(Stored data entries)
<<<<
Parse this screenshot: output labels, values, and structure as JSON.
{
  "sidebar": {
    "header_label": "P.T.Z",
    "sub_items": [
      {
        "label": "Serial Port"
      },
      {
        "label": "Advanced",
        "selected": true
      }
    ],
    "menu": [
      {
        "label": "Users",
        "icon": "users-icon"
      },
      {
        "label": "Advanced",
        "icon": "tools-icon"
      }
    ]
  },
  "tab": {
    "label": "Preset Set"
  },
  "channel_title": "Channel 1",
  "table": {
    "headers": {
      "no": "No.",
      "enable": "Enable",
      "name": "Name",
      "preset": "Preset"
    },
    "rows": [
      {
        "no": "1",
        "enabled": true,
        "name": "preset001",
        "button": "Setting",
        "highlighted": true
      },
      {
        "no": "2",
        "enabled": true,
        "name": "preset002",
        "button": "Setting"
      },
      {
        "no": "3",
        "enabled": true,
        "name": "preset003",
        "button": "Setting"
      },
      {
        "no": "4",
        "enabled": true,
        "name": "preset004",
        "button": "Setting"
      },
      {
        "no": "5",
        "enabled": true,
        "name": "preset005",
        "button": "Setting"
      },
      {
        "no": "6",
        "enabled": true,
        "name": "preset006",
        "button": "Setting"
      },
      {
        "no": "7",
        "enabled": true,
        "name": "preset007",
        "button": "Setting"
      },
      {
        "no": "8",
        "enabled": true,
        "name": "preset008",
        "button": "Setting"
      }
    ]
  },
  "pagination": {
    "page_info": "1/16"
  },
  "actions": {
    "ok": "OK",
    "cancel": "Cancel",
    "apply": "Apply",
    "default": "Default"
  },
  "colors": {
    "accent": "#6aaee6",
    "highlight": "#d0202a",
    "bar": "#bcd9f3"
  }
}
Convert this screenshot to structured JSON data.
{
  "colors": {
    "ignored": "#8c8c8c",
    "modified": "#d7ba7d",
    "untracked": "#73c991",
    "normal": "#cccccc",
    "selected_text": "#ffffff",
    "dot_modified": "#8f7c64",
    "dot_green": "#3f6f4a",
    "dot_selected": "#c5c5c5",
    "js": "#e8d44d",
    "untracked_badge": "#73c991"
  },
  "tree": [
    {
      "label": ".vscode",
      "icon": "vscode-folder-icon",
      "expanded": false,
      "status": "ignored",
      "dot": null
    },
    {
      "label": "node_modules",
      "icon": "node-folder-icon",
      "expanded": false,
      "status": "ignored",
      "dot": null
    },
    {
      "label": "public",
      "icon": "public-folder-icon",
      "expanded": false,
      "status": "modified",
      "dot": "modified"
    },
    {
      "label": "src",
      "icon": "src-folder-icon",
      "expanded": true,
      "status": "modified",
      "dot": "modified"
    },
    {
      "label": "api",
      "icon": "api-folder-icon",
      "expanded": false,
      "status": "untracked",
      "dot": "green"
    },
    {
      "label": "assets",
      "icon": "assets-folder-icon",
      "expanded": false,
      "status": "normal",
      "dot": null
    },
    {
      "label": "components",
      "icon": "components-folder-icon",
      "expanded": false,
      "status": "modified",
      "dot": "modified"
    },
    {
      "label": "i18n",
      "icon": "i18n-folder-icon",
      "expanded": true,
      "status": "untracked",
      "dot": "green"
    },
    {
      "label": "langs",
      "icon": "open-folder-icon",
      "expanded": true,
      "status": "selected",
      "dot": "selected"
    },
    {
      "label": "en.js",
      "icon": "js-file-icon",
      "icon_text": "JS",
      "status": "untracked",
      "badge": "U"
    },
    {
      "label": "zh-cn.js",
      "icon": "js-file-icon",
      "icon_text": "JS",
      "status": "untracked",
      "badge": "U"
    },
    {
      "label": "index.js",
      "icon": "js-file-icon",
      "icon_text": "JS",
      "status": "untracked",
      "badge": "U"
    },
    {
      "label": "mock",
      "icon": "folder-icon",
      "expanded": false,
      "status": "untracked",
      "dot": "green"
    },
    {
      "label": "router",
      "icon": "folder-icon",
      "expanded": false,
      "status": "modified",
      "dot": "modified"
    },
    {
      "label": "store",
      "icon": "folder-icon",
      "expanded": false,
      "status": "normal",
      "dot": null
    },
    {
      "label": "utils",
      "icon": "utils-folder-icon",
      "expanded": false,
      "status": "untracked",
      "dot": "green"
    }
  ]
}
>>>>
▸ **TASK PROMPT**
Copy out every line from the material above in which the word "name" appears.

▸ **EXERCISE RESULT**
      "name": "Name",
        "name": "preset001",
        "name": "preset002",
        "name": "preset003",
        "name": "preset004",
        "name": "preset005",
        "name": "preset006",
        "name": "preset007",
        "name": "preset008",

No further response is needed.